**Exercise details**
Keep the pictures out of the copy and repeat the records exactly.
-------- Available data --------
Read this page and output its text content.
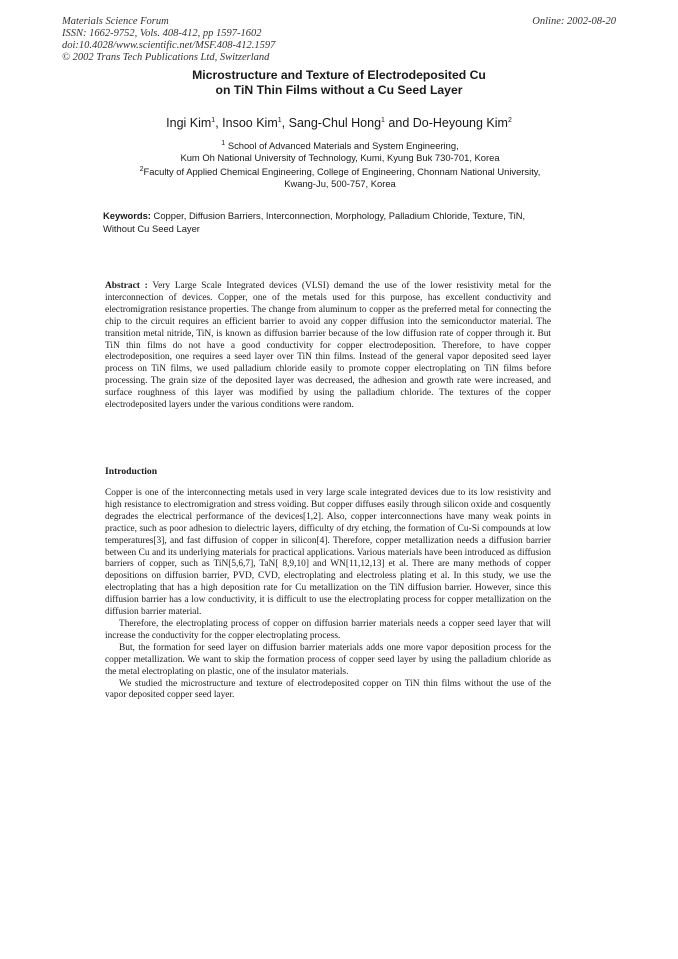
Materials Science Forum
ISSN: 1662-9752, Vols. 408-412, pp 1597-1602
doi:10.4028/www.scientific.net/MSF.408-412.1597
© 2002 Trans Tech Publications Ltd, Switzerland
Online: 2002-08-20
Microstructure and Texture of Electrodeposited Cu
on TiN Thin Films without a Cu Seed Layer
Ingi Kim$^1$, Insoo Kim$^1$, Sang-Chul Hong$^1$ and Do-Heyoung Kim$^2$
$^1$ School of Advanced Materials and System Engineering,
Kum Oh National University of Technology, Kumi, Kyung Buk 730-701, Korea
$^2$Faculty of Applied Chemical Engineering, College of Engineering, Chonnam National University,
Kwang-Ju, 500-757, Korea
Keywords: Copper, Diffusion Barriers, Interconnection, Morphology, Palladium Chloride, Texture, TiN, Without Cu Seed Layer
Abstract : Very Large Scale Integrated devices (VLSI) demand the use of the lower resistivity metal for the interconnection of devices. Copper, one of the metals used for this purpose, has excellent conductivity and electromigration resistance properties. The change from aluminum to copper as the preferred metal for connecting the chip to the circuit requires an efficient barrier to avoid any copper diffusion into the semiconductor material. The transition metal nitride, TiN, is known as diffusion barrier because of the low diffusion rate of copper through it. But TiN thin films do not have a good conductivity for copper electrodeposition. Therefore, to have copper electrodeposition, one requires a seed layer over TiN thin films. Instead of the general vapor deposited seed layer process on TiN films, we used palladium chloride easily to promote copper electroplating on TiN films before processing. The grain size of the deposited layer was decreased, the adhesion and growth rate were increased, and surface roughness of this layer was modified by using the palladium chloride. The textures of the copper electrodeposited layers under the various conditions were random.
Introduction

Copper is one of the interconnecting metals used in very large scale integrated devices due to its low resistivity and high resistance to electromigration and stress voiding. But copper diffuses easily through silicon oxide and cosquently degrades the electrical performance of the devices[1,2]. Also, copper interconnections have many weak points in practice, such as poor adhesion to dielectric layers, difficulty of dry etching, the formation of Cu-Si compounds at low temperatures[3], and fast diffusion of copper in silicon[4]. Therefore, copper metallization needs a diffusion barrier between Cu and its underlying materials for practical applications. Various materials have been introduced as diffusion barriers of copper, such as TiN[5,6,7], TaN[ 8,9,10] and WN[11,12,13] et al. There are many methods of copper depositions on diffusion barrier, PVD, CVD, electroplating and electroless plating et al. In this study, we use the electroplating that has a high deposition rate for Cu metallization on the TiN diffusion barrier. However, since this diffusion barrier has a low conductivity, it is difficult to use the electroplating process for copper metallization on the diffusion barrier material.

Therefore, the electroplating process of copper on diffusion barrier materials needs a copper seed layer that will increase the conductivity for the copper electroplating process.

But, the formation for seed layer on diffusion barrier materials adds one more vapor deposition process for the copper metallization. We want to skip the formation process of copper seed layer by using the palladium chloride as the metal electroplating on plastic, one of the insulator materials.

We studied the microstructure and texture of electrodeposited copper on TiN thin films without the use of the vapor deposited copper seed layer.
--------
**Exercise output**
Read this page and output its text content.
Materials Science Forum
ISSN: 1662-9752, Vols. 408-412, pp 1597-1602
doi:10.4028/www.scientific.net/MSF.408-412.1597
© 2002 Trans Tech Publications Ltd, Switzerland
Online: 2002-08-20
Microstructure and Texture of Electrodeposited Cu
on TiN Thin Films without a Cu Seed Layer
Ingi Kim$^1$, Insoo Kim$^1$, Sang-Chul Hong$^1$ and Do-Heyoung Kim$^2$
$^1$ School of Advanced Materials and System Engineering,
Kum Oh National University of Technology, Kumi, Kyung Buk 730-701, Korea
$^2$Faculty of Applied Chemical Engineering, College of Engineering, Chonnam National University,
Kwang-Ju, 500-757, Korea
Keywords: Copper, Diffusion Barriers, Interconnection, Morphology, Palladium Chloride, Texture, TiN, Without Cu Seed Layer
Abstract : Very Large Scale Integrated devices (VLSI) demand the use of the lower resistivity metal for the interconnection of devices. Copper, one of the metals used for this purpose, has excellent conductivity and electromigration resistance properties. The change from aluminum to copper as the preferred metal for connecting the chip to the circuit requires an efficient barrier to avoid any copper diffusion into the semiconductor material. The transition metal nitride, TiN, is known as diffusion barrier because of the low diffusion rate of copper through it. But TiN thin films do not have a good conductivity for copper electrodeposition. Therefore, to have copper electrodeposition, one requires a seed layer over TiN thin films. Instead of the general vapor deposited seed layer process on TiN films, we used palladium chloride easily to promote copper electroplating on TiN films before processing. The grain size of the deposited layer was decreased, the adhesion and growth rate were increased, and surface roughness of this layer was modified by using the palladium chloride. The textures of the copper electrodeposited layers under the various conditions were random.
Introduction

Copper is one of the interconnecting metals used in very large scale integrated devices due to its low resistivity and high resistance to electromigration and stress voiding. But copper diffuses easily through silicon oxide and cosquently degrades the electrical performance of the devices[1,2]. Also, copper interconnections have many weak points in practice, such as poor adhesion to dielectric layers, difficulty of dry etching, the formation of Cu-Si compounds at low temperatures[3], and fast diffusion of copper in silicon[4]. Therefore, copper metallization needs a diffusion barrier between Cu and its underlying materials for practical applications. Various materials have been introduced as diffusion barriers of copper, such as TiN[5,6,7], TaN[ 8,9,10] and WN[11,12,13] et al. There are many methods of copper depositions on diffusion barrier, PVD, CVD, electroplating and electroless plating et al. In this study, we use the electroplating that has a high deposition rate for Cu metallization on the TiN diffusion barrier. However, since this diffusion barrier has a low conductivity, it is difficult to use the electroplating process for copper metallization on the diffusion barrier material.

Therefore, the electroplating process of copper on diffusion barrier materials needs a copper seed layer that will increase the conductivity for the copper electroplating process.

But, the formation for seed layer on diffusion barrier materials adds one more vapor deposition process for the copper metallization. We want to skip the formation process of copper seed layer by using the palladium chloride as the metal electroplating on plastic, one of the insulator materials.

We studied the microstructure and texture of electrodeposited copper on TiN thin films without the use of the vapor deposited copper seed layer.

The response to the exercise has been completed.